__DATA SHOWN__.
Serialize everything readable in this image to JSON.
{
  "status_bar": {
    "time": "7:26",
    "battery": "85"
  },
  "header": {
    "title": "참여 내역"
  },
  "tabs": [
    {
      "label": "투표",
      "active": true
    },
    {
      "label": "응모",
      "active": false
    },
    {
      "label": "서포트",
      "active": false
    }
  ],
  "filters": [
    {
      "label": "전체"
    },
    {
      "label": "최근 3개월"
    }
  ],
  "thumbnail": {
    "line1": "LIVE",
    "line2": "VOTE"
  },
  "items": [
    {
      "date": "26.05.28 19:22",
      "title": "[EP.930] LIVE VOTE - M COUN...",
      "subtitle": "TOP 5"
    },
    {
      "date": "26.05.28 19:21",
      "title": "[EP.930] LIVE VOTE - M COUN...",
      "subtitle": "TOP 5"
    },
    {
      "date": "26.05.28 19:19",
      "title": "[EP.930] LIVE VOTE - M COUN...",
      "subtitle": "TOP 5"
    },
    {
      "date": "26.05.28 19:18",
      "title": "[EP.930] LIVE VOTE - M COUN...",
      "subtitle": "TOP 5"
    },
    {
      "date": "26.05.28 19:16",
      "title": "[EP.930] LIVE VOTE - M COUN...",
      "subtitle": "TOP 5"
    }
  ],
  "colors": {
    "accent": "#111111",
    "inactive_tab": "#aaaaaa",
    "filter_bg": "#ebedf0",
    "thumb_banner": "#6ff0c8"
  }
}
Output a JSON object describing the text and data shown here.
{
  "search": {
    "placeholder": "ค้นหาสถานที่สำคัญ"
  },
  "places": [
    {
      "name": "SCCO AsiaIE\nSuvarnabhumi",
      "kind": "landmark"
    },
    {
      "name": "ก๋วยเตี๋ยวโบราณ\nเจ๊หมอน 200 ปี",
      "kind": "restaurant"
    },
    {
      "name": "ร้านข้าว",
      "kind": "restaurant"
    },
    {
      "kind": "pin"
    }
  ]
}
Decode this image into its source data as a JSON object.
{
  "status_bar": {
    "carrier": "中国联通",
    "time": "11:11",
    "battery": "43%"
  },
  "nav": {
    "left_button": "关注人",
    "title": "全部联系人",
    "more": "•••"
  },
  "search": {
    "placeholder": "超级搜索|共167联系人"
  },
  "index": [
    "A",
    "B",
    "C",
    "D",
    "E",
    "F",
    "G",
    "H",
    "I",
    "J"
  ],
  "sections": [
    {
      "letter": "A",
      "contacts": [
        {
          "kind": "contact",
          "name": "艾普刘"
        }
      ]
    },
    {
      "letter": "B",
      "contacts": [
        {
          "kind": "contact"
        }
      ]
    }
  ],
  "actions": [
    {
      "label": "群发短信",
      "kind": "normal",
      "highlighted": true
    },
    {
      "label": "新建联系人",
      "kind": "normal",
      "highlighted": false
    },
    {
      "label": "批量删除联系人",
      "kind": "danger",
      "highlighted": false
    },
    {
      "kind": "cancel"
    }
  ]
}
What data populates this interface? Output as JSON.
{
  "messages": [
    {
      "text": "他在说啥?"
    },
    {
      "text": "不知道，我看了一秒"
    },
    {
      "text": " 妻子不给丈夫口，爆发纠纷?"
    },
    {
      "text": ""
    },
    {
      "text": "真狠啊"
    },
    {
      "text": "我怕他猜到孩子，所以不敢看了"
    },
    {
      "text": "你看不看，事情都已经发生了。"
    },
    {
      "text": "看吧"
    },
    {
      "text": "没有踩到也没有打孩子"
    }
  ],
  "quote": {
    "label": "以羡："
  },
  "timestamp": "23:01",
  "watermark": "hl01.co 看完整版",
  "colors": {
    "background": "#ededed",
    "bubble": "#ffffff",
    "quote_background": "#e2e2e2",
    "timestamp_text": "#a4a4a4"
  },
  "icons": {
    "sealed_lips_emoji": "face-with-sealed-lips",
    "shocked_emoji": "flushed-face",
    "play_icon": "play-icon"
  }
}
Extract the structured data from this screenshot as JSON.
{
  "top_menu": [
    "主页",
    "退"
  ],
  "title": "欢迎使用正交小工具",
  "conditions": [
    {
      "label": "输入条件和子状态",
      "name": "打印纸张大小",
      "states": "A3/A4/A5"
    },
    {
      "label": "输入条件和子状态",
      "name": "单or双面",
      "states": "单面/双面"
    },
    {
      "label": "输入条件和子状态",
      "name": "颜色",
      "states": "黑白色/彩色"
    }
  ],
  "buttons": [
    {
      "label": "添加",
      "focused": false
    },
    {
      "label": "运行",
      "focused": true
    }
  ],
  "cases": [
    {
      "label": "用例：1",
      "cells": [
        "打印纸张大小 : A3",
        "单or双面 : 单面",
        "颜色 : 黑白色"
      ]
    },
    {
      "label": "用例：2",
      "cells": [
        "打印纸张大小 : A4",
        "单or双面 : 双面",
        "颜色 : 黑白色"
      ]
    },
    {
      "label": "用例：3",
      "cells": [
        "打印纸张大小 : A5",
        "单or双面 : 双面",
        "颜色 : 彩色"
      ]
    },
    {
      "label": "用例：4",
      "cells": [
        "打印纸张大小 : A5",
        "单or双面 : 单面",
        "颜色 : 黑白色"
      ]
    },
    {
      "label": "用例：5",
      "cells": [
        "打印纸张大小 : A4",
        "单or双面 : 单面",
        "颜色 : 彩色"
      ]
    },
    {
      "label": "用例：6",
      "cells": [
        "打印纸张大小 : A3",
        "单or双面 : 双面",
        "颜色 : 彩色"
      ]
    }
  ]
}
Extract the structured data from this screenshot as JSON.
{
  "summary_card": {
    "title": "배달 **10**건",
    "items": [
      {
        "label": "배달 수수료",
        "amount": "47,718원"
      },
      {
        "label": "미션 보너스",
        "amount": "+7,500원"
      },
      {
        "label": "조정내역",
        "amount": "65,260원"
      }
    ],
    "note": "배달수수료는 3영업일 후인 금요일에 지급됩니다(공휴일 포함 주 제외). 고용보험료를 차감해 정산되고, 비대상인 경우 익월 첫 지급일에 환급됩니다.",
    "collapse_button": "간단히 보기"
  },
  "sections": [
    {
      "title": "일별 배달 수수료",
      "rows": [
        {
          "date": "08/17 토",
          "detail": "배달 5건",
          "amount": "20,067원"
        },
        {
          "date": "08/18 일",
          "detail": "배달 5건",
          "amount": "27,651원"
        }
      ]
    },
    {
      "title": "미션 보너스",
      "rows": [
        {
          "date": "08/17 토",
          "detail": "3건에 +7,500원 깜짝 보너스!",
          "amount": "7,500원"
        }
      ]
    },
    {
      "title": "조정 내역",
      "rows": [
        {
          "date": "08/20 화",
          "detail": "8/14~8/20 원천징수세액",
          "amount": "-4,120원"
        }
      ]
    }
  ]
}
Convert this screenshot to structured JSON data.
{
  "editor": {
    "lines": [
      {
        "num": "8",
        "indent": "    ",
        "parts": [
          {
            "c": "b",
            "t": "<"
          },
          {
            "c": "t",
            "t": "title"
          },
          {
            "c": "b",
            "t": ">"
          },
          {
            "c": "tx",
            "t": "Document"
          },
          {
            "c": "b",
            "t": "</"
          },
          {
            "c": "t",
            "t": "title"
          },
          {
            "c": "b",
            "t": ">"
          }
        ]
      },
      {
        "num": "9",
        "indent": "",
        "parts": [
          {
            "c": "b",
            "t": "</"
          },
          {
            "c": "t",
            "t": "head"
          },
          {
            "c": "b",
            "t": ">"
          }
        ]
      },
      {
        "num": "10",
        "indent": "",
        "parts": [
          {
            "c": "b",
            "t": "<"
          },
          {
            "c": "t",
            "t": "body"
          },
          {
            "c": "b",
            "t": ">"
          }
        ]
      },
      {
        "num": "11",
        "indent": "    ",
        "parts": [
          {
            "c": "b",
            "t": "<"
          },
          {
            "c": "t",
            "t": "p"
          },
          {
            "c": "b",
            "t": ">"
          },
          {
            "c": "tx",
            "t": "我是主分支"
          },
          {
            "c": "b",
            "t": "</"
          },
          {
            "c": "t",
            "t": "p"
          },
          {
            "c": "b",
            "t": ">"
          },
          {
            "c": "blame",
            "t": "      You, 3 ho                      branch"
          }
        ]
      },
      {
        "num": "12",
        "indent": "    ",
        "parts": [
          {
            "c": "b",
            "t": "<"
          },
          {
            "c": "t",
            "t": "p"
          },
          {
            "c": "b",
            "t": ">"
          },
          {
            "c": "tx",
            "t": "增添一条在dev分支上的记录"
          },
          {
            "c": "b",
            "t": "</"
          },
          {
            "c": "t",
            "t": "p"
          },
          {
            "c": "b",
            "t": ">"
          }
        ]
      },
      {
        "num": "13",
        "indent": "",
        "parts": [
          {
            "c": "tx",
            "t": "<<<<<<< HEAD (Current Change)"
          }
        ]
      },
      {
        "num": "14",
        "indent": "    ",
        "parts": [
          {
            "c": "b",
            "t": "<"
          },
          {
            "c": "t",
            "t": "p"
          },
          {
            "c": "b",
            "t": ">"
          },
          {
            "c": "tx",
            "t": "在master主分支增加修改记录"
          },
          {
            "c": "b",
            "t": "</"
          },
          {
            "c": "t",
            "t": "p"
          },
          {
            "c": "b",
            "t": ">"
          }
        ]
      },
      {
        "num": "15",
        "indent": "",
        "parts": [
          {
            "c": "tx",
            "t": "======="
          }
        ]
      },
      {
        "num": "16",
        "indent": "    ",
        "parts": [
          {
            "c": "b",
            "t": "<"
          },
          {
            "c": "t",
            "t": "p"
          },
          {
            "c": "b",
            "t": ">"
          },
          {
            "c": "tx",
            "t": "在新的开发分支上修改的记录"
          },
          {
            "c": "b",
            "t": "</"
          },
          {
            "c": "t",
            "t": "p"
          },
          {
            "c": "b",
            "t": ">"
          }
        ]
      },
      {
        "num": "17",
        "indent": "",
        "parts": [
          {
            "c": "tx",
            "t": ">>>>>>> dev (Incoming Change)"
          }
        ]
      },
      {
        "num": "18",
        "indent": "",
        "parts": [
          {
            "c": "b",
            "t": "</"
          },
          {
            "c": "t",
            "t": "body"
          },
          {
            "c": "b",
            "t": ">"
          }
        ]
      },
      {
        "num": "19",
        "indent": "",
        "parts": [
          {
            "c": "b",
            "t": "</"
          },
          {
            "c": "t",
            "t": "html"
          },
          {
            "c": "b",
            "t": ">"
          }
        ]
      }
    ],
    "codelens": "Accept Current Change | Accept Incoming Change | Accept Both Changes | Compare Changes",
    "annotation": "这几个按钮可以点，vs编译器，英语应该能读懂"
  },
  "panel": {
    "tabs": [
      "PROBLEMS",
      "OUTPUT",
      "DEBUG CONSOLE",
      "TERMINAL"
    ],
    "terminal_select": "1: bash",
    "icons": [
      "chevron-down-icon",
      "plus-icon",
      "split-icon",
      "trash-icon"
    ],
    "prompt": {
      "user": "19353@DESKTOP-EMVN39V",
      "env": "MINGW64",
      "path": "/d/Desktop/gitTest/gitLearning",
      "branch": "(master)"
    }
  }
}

__TASK GOAL__.
Only the number should be given: how many lines of the data contain the word "date"?

__CORRECT RESPONSE__.
9